→ TASK GOAL: From the line containing "Read out every word on this page." to the end of the listing, write out every line exactly; leave out everything else.

→ DATA IN THIS EXERCISE:
---
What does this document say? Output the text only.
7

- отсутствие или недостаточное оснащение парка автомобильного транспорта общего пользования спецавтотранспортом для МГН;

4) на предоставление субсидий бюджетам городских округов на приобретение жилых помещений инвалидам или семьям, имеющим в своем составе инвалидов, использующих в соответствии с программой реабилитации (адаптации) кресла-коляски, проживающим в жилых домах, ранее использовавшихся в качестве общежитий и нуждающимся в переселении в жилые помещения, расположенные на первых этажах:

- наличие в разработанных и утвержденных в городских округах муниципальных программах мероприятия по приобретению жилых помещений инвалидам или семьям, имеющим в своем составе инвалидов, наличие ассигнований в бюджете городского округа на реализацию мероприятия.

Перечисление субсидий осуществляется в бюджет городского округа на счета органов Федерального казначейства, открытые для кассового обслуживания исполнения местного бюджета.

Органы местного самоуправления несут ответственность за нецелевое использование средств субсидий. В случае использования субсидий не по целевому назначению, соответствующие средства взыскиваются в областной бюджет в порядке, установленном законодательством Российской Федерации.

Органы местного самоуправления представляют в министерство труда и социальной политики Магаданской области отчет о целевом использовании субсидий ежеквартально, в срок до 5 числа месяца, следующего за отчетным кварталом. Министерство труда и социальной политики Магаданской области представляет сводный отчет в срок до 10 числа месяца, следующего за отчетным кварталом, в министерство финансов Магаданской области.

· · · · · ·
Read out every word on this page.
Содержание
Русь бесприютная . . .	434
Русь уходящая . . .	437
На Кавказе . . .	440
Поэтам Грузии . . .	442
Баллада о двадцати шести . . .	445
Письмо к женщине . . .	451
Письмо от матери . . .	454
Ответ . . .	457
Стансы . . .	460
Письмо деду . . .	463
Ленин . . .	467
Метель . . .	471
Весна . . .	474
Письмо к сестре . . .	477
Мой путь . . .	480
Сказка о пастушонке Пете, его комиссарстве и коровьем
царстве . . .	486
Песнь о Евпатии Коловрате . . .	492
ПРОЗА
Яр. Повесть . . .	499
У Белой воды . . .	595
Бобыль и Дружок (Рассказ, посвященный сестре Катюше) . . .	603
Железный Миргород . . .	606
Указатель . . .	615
---
→ FULL ANSWER:
Read out every word on this page.
Содержание
Русь бесприютная . . .	434
Русь уходящая . . .	437
На Кавказе . . .	440
Поэтам Грузии . . .	442
Баллада о двадцати шести . . .	445
Письмо к женщине . . .	451
Письмо от матери . . .	454
Ответ . . .	457
Стансы . . .	460
Письмо деду . . .	463
Ленин . . .	467
Метель . . .	471
Весна . . .	474
Письмо к сестре . . .	477
Мой путь . . .	480
Сказка о пастушонке Пете, его комиссарстве и коровьем
царстве . . .	486
Песнь о Евпатии Коловрате . . .	492
ПРОЗА
Яр. Повесть . . .	499
У Белой воды . . .	595
Бобыль и Дружок (Рассказ, посвященный сестре Катюше) . . .	603
Железный Миргород . . .	606
Указатель . . .	615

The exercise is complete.